EXERCISE:
Copy each line of the listing below word for word, keeping every character and bracket unchanged.

╭─ SUPPLIED RECORDS

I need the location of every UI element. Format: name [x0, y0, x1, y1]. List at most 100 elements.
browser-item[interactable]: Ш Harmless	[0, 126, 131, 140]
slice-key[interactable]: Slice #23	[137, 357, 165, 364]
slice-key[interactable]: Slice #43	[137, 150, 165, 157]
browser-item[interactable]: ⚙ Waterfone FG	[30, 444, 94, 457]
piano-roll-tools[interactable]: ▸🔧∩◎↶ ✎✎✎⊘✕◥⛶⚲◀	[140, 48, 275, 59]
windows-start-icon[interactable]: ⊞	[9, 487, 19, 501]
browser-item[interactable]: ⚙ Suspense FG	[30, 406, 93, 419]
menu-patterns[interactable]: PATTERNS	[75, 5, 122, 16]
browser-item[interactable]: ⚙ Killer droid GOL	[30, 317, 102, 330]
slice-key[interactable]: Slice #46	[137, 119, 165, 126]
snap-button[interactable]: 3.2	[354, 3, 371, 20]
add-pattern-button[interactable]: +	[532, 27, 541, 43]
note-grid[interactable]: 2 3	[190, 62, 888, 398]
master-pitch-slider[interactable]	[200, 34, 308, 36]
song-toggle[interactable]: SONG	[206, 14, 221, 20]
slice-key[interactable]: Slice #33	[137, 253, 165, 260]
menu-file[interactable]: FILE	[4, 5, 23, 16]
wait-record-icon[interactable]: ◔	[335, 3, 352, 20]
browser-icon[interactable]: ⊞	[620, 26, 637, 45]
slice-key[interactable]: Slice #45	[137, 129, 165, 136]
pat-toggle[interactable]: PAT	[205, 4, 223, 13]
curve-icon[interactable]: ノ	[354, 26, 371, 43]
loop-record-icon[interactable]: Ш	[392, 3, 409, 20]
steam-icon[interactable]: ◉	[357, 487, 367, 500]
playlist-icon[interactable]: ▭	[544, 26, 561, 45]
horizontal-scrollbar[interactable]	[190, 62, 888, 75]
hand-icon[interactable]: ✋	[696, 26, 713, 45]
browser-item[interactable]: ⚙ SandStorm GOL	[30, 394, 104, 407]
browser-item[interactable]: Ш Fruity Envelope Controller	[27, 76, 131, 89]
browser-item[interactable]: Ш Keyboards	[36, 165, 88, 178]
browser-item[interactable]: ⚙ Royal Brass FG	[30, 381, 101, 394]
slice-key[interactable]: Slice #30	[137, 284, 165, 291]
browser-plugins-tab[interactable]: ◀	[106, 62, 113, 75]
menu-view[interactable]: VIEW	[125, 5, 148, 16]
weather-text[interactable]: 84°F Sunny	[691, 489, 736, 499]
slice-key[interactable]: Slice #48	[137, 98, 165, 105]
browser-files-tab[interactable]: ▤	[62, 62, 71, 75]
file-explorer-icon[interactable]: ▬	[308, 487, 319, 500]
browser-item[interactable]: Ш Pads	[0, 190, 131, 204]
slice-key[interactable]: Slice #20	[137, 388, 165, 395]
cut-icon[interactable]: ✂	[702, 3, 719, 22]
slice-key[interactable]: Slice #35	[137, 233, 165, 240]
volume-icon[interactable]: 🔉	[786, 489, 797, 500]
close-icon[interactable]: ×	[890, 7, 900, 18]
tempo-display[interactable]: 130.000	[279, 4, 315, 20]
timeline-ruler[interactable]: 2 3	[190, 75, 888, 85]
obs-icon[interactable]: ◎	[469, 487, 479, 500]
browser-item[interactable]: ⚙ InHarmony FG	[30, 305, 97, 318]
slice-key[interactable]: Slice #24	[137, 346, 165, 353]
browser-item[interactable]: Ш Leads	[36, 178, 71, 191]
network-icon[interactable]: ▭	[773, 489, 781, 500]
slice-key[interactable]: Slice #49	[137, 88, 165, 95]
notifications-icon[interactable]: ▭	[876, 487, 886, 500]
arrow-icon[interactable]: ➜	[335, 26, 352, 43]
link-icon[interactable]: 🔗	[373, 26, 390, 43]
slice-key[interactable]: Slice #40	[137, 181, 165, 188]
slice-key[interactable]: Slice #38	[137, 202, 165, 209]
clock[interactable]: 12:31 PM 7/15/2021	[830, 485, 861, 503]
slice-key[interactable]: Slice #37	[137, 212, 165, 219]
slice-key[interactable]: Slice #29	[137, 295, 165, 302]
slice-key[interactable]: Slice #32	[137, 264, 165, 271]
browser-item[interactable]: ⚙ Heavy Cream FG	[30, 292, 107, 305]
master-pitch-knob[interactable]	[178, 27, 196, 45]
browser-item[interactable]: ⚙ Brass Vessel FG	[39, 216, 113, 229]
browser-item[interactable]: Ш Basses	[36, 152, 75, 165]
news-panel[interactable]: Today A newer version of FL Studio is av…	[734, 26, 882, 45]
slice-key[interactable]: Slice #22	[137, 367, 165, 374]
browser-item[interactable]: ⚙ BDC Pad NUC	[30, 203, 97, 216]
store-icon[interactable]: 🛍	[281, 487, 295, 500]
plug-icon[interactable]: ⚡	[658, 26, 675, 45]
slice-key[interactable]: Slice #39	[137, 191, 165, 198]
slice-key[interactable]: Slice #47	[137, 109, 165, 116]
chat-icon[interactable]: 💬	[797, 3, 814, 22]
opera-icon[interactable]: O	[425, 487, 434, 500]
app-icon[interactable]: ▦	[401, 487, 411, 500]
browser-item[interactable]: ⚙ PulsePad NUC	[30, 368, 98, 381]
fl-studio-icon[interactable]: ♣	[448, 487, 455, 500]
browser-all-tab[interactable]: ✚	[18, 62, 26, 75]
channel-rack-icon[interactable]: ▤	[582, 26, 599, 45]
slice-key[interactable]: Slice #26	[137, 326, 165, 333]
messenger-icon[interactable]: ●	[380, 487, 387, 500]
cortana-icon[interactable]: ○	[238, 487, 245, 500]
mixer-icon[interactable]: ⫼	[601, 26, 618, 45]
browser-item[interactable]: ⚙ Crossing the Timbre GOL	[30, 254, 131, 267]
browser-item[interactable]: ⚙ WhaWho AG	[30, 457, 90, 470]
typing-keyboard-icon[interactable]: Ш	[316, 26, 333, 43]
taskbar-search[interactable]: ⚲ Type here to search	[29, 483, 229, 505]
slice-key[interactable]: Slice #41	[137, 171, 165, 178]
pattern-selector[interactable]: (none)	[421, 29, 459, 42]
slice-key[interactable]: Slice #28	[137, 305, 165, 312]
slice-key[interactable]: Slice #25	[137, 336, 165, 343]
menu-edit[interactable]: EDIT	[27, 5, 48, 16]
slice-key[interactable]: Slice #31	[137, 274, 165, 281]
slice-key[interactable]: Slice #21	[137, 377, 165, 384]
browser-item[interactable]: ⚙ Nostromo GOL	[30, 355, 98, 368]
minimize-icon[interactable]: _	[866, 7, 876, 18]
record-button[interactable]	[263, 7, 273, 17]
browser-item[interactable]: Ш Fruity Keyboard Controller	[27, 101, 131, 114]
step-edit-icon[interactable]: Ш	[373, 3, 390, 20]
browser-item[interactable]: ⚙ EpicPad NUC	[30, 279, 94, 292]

╰─

TASK SOLUTION:
I need the location of every UI element. Format: name [x0, y0, x1, y1]. List at most 100 elements.
browser-item[interactable]: Ш Harmless	[0, 126, 131, 140]
slice-key[interactable]: Slice #23	[137, 357, 165, 364]
slice-key[interactable]: Slice #43	[137, 150, 165, 157]
browser-item[interactable]: ⚙ Waterfone FG	[30, 444, 94, 457]
piano-roll-tools[interactable]: ▸🔧∩◎↶ ✎✎✎⊘✕◥⛶⚲◀	[140, 48, 275, 59]
windows-start-icon[interactable]: ⊞	[9, 487, 19, 501]
browser-item[interactable]: ⚙ Suspense FG	[30, 406, 93, 419]
menu-patterns[interactable]: PATTERNS	[75, 5, 122, 16]
browser-item[interactable]: ⚙ Killer droid GOL	[30, 317, 102, 330]
slice-key[interactable]: Slice #46	[137, 119, 165, 126]
snap-button[interactable]: 3.2	[354, 3, 371, 20]
add-pattern-button[interactable]: +	[532, 27, 541, 43]
note-grid[interactable]: 2 3	[190, 62, 888, 398]
master-pitch-slider[interactable]	[200, 34, 308, 36]
song-toggle[interactable]: SONG	[206, 14, 221, 20]
slice-key[interactable]: Slice #33	[137, 253, 165, 260]
menu-file[interactable]: FILE	[4, 5, 23, 16]
wait-record-icon[interactable]: ◔	[335, 3, 352, 20]
browser-icon[interactable]: ⊞	[620, 26, 637, 45]
slice-key[interactable]: Slice #45	[137, 129, 165, 136]
pat-toggle[interactable]: PAT	[205, 4, 223, 13]
curve-icon[interactable]: ノ	[354, 26, 371, 43]
loop-record-icon[interactable]: Ш	[392, 3, 409, 20]
steam-icon[interactable]: ◉	[357, 487, 367, 500]
playlist-icon[interactable]: ▭	[544, 26, 561, 45]
horizontal-scrollbar[interactable]	[190, 62, 888, 75]
hand-icon[interactable]: ✋	[696, 26, 713, 45]
browser-item[interactable]: ⚙ SandStorm GOL	[30, 394, 104, 407]
browser-item[interactable]: Ш Fruity Envelope Controller	[27, 76, 131, 89]
browser-item[interactable]: Ш Keyboards	[36, 165, 88, 178]
browser-item[interactable]: ⚙ Royal Brass FG	[30, 381, 101, 394]
slice-key[interactable]: Slice #30	[137, 284, 165, 291]
browser-plugins-tab[interactable]: ◀	[106, 62, 113, 75]
menu-view[interactable]: VIEW	[125, 5, 148, 16]
weather-text[interactable]: 84°F Sunny	[691, 489, 736, 499]
slice-key[interactable]: Slice #48	[137, 98, 165, 105]
browser-files-tab[interactable]: ▤	[62, 62, 71, 75]
file-explorer-icon[interactable]: ▬	[308, 487, 319, 500]
browser-item[interactable]: Ш Pads	[0, 190, 131, 204]
slice-key[interactable]: Slice #20	[137, 388, 165, 395]
cut-icon[interactable]: ✂	[702, 3, 719, 22]
slice-key[interactable]: Slice #35	[137, 233, 165, 240]
volume-icon[interactable]: 🔉	[786, 489, 797, 500]
close-icon[interactable]: ×	[890, 7, 900, 18]
tempo-display[interactable]: 130.000	[279, 4, 315, 20]
timeline-ruler[interactable]: 2 3	[190, 75, 888, 85]
obs-icon[interactable]: ◎	[469, 487, 479, 500]
browser-item[interactable]: ⚙ InHarmony FG	[30, 305, 97, 318]
slice-key[interactable]: Slice #24	[137, 346, 165, 353]
browser-item[interactable]: Ш Leads	[36, 178, 71, 191]
network-icon[interactable]: ▭	[773, 489, 781, 500]
slice-key[interactable]: Slice #49	[137, 88, 165, 95]
notifications-icon[interactable]: ▭	[876, 487, 886, 500]
arrow-icon[interactable]: ➜	[335, 26, 352, 43]
link-icon[interactable]: 🔗	[373, 26, 390, 43]
slice-key[interactable]: Slice #40	[137, 181, 165, 188]
slice-key[interactable]: Slice #38	[137, 202, 165, 209]
clock[interactable]: 12:31 PM 7/15/2021	[830, 485, 861, 503]
slice-key[interactable]: Slice #37	[137, 212, 165, 219]
slice-key[interactable]: Slice #29	[137, 295, 165, 302]
slice-key[interactable]: Slice #32	[137, 264, 165, 271]
browser-item[interactable]: ⚙ Heavy Cream FG	[30, 292, 107, 305]
master-pitch-knob[interactable]	[178, 27, 196, 45]
browser-item[interactable]: ⚙ Brass Vessel FG	[39, 216, 113, 229]
browser-item[interactable]: Ш Basses	[36, 152, 75, 165]
news-panel[interactable]: Today A newer version of FL Studio is av…	[734, 26, 882, 45]
slice-key[interactable]: Slice #22	[137, 367, 165, 374]
browser-item[interactable]: ⚙ BDC Pad NUC	[30, 203, 97, 216]
store-icon[interactable]: 🛍	[281, 487, 295, 500]
plug-icon[interactable]: ⚡	[658, 26, 675, 45]
slice-key[interactable]: Slice #39	[137, 191, 165, 198]
slice-key[interactable]: Slice #47	[137, 109, 165, 116]
chat-icon[interactable]: 💬	[797, 3, 814, 22]
opera-icon[interactable]: O	[425, 487, 434, 500]
app-icon[interactable]: ▦	[401, 487, 411, 500]
browser-item[interactable]: ⚙ PulsePad NUC	[30, 368, 98, 381]
fl-studio-icon[interactable]: ♣	[448, 487, 455, 500]
browser-all-tab[interactable]: ✚	[18, 62, 26, 75]
channel-rack-icon[interactable]: ▤	[582, 26, 599, 45]
slice-key[interactable]: Slice #26	[137, 326, 165, 333]
messenger-icon[interactable]: ●	[380, 487, 387, 500]
cortana-icon[interactable]: ○	[238, 487, 245, 500]
mixer-icon[interactable]: ⫼	[601, 26, 618, 45]
browser-item[interactable]: ⚙ Crossing the Timbre GOL	[30, 254, 131, 267]
browser-item[interactable]: ⚙ WhaWho AG	[30, 457, 90, 470]
typing-keyboard-icon[interactable]: Ш	[316, 26, 333, 43]
taskbar-search[interactable]: ⚲ Type here to search	[29, 483, 229, 505]
slice-key[interactable]: Slice #41	[137, 171, 165, 178]
pattern-selector[interactable]: (none)	[421, 29, 459, 42]
slice-key[interactable]: Slice #28	[137, 305, 165, 312]
slice-key[interactable]: Slice #25	[137, 336, 165, 343]
menu-edit[interactable]: EDIT	[27, 5, 48, 16]
slice-key[interactable]: Slice #31	[137, 274, 165, 281]
slice-key[interactable]: Slice #21	[137, 377, 165, 384]
browser-item[interactable]: ⚙ Nostromo GOL	[30, 355, 98, 368]
minimize-icon[interactable]: _	[866, 7, 876, 18]
record-button[interactable]	[263, 7, 273, 17]
browser-item[interactable]: Ш Fruity Keyboard Controller	[27, 101, 131, 114]
step-edit-icon[interactable]: Ш	[373, 3, 390, 20]
browser-item[interactable]: ⚙ EpicPad NUC	[30, 279, 94, 292]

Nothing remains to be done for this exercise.